- EXERCISE BRIEF
Each entry below is to be transcribed exactly.

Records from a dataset
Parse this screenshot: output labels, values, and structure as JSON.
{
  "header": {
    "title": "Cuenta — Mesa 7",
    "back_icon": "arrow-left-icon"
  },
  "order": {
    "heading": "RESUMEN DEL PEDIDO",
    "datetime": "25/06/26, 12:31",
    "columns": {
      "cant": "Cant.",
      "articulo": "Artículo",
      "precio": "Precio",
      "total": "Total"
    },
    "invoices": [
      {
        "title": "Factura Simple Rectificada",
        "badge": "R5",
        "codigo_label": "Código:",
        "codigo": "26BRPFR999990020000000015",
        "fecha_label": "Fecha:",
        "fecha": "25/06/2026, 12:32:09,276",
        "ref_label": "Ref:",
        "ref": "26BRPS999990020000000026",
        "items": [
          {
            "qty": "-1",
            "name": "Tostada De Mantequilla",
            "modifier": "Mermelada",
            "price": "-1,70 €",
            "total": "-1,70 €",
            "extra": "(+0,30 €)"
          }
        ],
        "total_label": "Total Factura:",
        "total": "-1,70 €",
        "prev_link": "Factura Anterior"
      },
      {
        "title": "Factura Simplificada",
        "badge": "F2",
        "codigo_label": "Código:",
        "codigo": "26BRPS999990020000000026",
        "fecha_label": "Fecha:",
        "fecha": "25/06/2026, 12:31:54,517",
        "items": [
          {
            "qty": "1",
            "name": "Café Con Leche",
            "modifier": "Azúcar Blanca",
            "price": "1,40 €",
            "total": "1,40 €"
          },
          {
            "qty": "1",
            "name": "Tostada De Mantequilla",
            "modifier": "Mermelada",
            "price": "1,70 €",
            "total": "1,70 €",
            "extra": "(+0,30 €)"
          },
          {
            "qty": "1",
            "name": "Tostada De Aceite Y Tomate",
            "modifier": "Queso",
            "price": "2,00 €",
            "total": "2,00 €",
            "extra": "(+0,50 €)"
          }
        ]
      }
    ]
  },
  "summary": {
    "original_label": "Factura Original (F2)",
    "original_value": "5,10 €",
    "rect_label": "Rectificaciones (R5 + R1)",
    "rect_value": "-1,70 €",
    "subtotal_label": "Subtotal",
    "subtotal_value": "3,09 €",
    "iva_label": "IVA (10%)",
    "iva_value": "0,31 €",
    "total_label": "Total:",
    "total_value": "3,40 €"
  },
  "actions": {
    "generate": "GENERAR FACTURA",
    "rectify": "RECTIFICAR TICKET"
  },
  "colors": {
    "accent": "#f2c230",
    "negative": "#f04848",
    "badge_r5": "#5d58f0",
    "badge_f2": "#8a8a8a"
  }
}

- SOLUTION FOR THIS EXERCISE
Parse this screenshot: output labels, values, and structure as JSON.
{
  "header": {
    "title": "Cuenta — Mesa 7",
    "back_icon": "arrow-left-icon"
  },
  "order": {
    "heading": "RESUMEN DEL PEDIDO",
    "datetime": "25/06/26, 12:31",
    "columns": {
      "cant": "Cant.",
      "articulo": "Artículo",
      "precio": "Precio",
      "total": "Total"
    },
    "invoices": [
      {
        "title": "Factura Simple Rectificada",
        "badge": "R5",
        "codigo_label": "Código:",
        "codigo": "26BRPFR999990020000000015",
        "fecha_label": "Fecha:",
        "fecha": "25/06/2026, 12:32:09,276",
        "ref_label": "Ref:",
        "ref": "26BRPS999990020000000026",
        "items": [
          {
            "qty": "-1",
            "name": "Tostada De Mantequilla",
            "modifier": "Mermelada",
            "price": "-1,70 €",
            "total": "-1,70 €",
            "extra": "(+0,30 €)"
          }
        ],
        "total_label": "Total Factura:",
        "total": "-1,70 €",
        "prev_link": "Factura Anterior"
      },
      {
        "title": "Factura Simplificada",
        "badge": "F2",
        "codigo_label": "Código:",
        "codigo": "26BRPS999990020000000026",
        "fecha_label": "Fecha:",
        "fecha": "25/06/2026, 12:31:54,517",
        "items": [
          {
            "qty": "1",
            "name": "Café Con Leche",
            "modifier": "Azúcar Blanca",
            "price": "1,40 €",
            "total": "1,40 €"
          },
          {
            "qty": "1",
            "name": "Tostada De Mantequilla",
            "modifier": "Mermelada",
            "price": "1,70 €",
            "total": "1,70 €",
            "extra": "(+0,30 €)"
          },
          {
            "qty": "1",
            "name": "Tostada De Aceite Y Tomate",
            "modifier": "Queso",
            "price": "2,00 €",
            "total": "2,00 €",
            "extra": "(+0,50 €)"
          }
        ]
      }
    ]
  },
  "summary": {
    "original_label": "Factura Original (F2)",
    "original_value": "5,10 €",
    "rect_label": "Rectificaciones (R5 + R1)",
    "rect_value": "-1,70 €",
    "subtotal_label": "Subtotal",
    "subtotal_value": "3,09 €",
    "iva_label": "IVA (10%)",
    "iva_value": "0,31 €",
    "total_label": "Total:",
    "total_value": "3,40 €"
  },
  "actions": {
    "generate": "GENERAR FACTURA",
    "rectify": "RECTIFICAR TICKET"
  },
  "colors": {
    "accent": "#f2c230",
    "negative": "#f04848",
    "badge_r5": "#5d58f0",
    "badge_f2": "#8a8a8a"
  }
}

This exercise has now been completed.